### Raw data:
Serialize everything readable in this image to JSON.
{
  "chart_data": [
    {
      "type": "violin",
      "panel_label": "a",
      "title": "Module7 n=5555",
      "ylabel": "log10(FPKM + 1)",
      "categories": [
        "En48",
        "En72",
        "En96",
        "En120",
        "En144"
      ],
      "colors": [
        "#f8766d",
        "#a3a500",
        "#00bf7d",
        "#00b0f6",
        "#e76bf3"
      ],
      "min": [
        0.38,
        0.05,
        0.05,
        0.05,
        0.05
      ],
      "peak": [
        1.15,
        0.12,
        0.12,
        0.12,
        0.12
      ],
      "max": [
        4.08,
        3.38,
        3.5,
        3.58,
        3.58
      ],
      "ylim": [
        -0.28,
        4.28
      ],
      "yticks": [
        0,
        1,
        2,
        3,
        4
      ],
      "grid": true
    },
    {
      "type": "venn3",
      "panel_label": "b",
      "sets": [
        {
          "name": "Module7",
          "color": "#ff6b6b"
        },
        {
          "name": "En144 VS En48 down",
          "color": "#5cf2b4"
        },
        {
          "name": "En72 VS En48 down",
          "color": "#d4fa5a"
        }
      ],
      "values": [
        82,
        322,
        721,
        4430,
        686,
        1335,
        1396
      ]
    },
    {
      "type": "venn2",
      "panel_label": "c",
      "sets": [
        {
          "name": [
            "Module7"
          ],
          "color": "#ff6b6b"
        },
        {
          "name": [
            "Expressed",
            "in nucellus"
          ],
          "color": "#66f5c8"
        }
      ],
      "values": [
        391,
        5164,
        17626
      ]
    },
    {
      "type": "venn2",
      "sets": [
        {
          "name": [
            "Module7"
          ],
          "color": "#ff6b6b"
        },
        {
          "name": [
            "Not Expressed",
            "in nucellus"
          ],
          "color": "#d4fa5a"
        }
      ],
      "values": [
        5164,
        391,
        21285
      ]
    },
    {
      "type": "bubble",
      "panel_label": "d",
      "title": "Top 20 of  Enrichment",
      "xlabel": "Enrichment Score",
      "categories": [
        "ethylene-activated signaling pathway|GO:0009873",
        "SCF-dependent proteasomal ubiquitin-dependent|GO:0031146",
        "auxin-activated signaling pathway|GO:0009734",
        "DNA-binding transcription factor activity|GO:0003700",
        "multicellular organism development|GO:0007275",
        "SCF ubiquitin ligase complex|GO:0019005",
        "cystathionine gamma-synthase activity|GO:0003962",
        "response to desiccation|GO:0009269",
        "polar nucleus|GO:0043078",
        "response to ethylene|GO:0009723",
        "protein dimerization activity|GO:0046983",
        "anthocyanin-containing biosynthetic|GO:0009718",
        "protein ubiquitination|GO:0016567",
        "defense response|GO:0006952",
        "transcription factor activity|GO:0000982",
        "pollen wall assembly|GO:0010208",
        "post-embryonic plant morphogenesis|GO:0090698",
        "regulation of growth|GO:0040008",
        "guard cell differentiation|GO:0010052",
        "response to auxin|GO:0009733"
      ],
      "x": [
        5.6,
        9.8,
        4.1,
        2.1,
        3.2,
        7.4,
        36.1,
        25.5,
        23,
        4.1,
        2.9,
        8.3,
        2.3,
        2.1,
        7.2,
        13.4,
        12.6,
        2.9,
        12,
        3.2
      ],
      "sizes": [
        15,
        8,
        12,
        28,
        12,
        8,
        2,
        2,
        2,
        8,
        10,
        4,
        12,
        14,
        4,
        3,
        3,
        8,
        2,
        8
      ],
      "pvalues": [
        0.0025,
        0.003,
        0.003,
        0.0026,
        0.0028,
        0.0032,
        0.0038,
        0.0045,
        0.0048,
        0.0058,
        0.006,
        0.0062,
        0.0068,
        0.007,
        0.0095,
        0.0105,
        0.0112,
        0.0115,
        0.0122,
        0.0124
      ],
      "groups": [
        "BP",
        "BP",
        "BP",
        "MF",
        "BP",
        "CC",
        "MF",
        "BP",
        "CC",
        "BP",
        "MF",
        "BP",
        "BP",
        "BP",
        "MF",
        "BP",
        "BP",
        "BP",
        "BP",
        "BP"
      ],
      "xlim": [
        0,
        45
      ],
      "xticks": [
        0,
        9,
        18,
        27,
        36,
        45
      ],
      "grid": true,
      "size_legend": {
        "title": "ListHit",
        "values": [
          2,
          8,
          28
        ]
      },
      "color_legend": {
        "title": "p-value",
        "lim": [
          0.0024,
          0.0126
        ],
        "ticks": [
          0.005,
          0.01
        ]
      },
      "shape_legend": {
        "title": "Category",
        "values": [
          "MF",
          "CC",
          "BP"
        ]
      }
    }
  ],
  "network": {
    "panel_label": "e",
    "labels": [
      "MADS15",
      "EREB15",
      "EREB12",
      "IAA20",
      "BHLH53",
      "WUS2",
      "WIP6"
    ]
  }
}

### Problem requirements:
Note each line of the entries that has "down" in it, and copy those lines.

### Response to this task:
          "name": "En144 VS En48 down",
          "name": "En72 VS En48 down",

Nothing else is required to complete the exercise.